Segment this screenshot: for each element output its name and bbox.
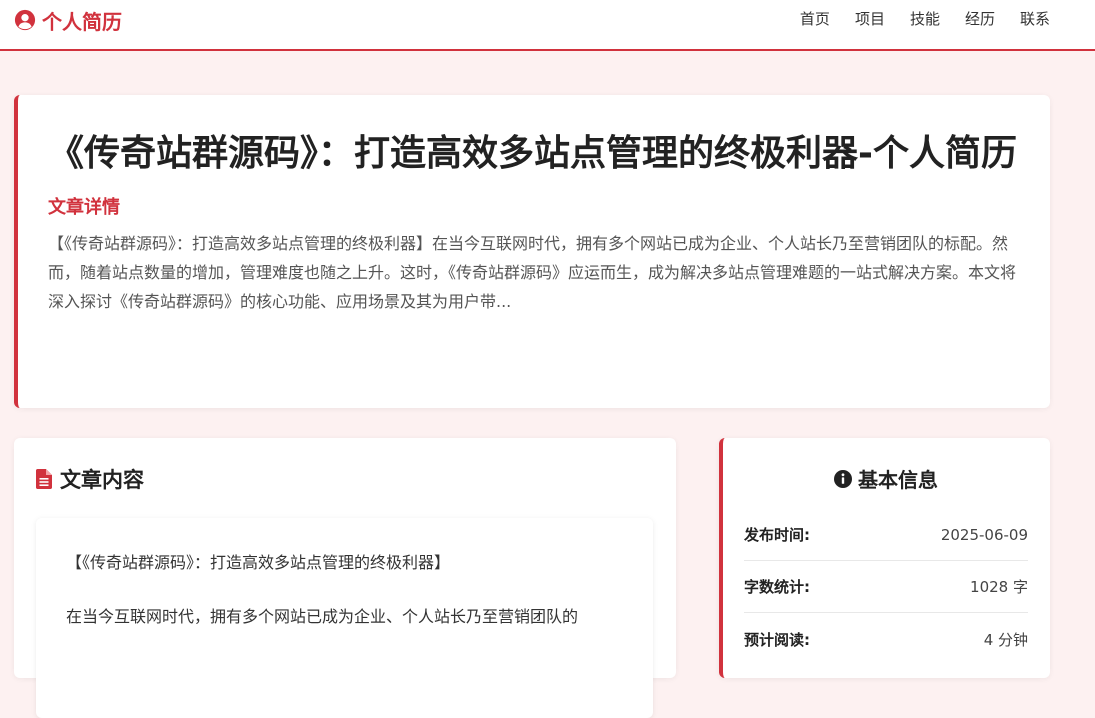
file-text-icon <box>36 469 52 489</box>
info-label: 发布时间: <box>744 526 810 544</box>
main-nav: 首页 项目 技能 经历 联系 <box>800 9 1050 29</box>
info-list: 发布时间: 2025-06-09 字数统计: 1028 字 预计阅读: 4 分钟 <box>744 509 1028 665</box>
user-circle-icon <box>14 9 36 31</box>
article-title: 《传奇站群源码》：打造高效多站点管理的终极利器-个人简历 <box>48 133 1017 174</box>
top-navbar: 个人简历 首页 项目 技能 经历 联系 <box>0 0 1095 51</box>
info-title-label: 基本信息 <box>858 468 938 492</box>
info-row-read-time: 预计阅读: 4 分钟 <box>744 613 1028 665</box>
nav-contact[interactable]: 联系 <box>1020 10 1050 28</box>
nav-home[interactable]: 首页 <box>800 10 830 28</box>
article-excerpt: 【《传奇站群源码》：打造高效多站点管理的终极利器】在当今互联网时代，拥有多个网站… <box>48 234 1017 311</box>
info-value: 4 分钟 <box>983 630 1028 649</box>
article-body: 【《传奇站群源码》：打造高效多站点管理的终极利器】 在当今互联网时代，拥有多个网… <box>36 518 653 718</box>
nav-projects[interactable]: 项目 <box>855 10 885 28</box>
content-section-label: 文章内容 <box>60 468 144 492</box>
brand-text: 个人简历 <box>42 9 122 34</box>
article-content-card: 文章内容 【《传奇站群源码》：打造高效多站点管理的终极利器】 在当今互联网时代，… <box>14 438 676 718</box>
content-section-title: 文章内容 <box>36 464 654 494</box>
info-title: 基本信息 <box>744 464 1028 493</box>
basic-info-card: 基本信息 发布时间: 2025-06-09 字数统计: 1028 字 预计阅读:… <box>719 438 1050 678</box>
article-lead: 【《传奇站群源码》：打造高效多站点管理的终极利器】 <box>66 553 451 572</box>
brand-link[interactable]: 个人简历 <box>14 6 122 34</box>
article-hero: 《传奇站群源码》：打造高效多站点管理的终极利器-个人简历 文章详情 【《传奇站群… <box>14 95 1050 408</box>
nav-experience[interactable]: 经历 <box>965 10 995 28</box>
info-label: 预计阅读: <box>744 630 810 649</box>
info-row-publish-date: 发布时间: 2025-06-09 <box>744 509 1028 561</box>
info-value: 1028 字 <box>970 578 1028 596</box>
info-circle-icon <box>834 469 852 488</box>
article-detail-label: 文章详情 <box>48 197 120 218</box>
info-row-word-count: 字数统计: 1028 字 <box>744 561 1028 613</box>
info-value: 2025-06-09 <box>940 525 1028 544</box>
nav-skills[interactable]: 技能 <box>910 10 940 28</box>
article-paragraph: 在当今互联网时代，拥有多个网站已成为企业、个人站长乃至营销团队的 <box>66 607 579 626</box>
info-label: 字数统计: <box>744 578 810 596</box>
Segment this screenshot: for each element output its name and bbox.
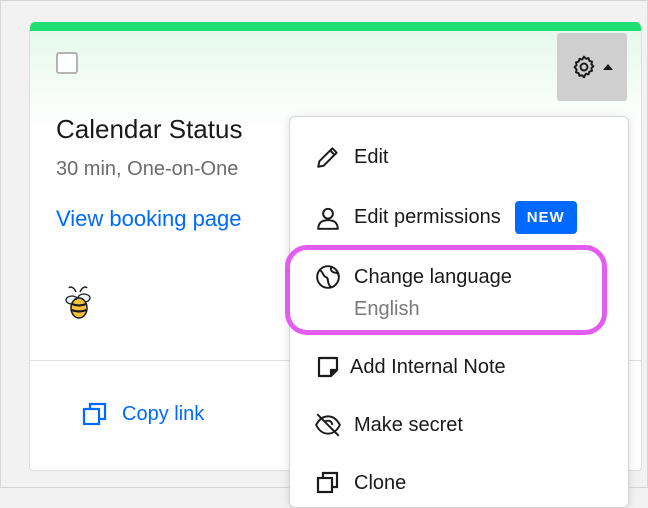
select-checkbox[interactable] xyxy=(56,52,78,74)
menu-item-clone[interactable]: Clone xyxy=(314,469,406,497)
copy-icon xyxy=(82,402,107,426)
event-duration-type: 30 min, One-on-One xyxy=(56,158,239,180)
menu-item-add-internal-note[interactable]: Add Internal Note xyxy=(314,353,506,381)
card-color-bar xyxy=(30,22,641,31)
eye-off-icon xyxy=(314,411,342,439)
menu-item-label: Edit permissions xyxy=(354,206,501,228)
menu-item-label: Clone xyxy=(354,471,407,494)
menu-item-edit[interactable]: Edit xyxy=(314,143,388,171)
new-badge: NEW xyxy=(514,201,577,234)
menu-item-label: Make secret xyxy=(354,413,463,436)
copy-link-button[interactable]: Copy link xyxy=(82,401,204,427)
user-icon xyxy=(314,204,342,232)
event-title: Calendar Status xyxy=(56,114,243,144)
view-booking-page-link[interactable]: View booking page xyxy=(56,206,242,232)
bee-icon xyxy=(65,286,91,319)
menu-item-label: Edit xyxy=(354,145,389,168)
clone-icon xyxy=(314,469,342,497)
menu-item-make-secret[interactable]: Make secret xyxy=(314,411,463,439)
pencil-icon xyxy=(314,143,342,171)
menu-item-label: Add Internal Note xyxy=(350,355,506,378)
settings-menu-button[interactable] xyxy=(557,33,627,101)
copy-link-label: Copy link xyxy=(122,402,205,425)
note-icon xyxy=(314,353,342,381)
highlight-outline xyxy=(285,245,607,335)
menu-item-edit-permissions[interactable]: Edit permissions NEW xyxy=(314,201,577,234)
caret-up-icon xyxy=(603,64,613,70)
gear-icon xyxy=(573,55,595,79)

____________

(Your instructions):
Return all the material above line for line, unchanged and in its original order, but leave out the pictures.

(The solution):
Segment this screenshot: for each element output its name and bbox.
file-text-icon <box>36 469 52 489</box>
info-label: 发布时间: <box>744 526 810 544</box>
main-nav: 首页 项目 技能 经历 联系 <box>800 9 1050 29</box>
info-list: 发布时间: 2025-06-09 字数统计: 1028 字 预计阅读: 4 分钟 <box>744 509 1028 665</box>
user-circle-icon <box>14 9 36 31</box>
article-title: 《传奇站群源码》：打造高效多站点管理的终极利器-个人简历 <box>48 133 1017 174</box>
top-navbar: 个人简历 首页 项目 技能 经历 联系 <box>0 0 1095 51</box>
info-title-label: 基本信息 <box>858 468 938 492</box>
info-row-read-time: 预计阅读: 4 分钟 <box>744 613 1028 665</box>
nav-contact[interactable]: 联系 <box>1020 10 1050 28</box>
nav-home[interactable]: 首页 <box>800 10 830 28</box>
article-excerpt: 【《传奇站群源码》：打造高效多站点管理的终极利器】在当今互联网时代，拥有多个网站… <box>48 234 1017 311</box>
info-value: 4 分钟 <box>983 630 1028 649</box>
article-body: 【《传奇站群源码》：打造高效多站点管理的终极利器】 在当今互联网时代，拥有多个网… <box>36 518 653 718</box>
nav-projects[interactable]: 项目 <box>855 10 885 28</box>
content-section-label: 文章内容 <box>60 468 144 492</box>
brand-text: 个人简历 <box>42 9 122 34</box>
article-content-card: 文章内容 【《传奇站群源码》：打造高效多站点管理的终极利器】 在当今互联网时代，… <box>14 438 676 718</box>
content-section-title: 文章内容 <box>36 464 654 494</box>
info-title: 基本信息 <box>744 464 1028 493</box>
basic-info-card: 基本信息 发布时间: 2025-06-09 字数统计: 1028 字 预计阅读:… <box>719 438 1050 678</box>
article-lead: 【《传奇站群源码》：打造高效多站点管理的终极利器】 <box>66 553 451 572</box>
brand-link[interactable]: 个人简历 <box>14 6 122 34</box>
article-hero: 《传奇站群源码》：打造高效多站点管理的终极利器-个人简历 文章详情 【《传奇站群… <box>14 95 1050 408</box>
nav-experience[interactable]: 经历 <box>965 10 995 28</box>
info-label: 预计阅读: <box>744 630 810 649</box>
info-row-publish-date: 发布时间: 2025-06-09 <box>744 509 1028 561</box>
info-value: 1028 字 <box>970 578 1028 596</box>
info-circle-icon <box>834 469 852 488</box>
article-detail-label: 文章详情 <box>48 197 120 218</box>
info-row-word-count: 字数统计: 1028 字 <box>744 561 1028 613</box>
info-value: 2025-06-09 <box>940 525 1028 544</box>
nav-skills[interactable]: 技能 <box>910 10 940 28</box>
article-paragraph: 在当今互联网时代，拥有多个网站已成为企业、个人站长乃至营销团队的 <box>66 607 579 626</box>
info-label: 字数统计: <box>744 578 810 596</box>
Segment this screenshot: for each element output its name and bbox.
select-checkbox[interactable] xyxy=(56,52,78,74)
menu-item-clone[interactable]: Clone xyxy=(314,469,406,497)
copy-icon xyxy=(82,402,107,426)
event-duration-type: 30 min, One-on-One xyxy=(56,158,239,180)
menu-item-add-internal-note[interactable]: Add Internal Note xyxy=(314,353,506,381)
card-color-bar xyxy=(30,22,641,31)
eye-off-icon xyxy=(314,411,342,439)
menu-item-label: Edit permissions xyxy=(354,206,501,228)
menu-item-label: Clone xyxy=(354,471,407,494)
menu-item-edit[interactable]: Edit xyxy=(314,143,388,171)
new-badge: NEW xyxy=(514,201,577,234)
menu-item-label: Make secret xyxy=(354,413,463,436)
copy-link-button[interactable]: Copy link xyxy=(82,401,204,427)
user-icon xyxy=(314,204,342,232)
event-title: Calendar Status xyxy=(56,114,243,144)
view-booking-page-link[interactable]: View booking page xyxy=(56,206,242,232)
bee-icon xyxy=(65,286,91,319)
menu-item-label: Edit xyxy=(354,145,389,168)
clone-icon xyxy=(314,469,342,497)
menu-item-make-secret[interactable]: Make secret xyxy=(314,411,463,439)
pencil-icon xyxy=(314,143,342,171)
menu-item-label: Add Internal Note xyxy=(350,355,506,378)
settings-menu-button[interactable] xyxy=(557,33,627,101)
copy-link-label: Copy link xyxy=(122,402,205,425)
note-icon xyxy=(314,353,342,381)
highlight-outline xyxy=(285,245,607,335)
menu-item-edit-permissions[interactable]: Edit permissions NEW xyxy=(314,201,577,234)
caret-up-icon xyxy=(603,64,613,70)
gear-icon xyxy=(573,55,595,79)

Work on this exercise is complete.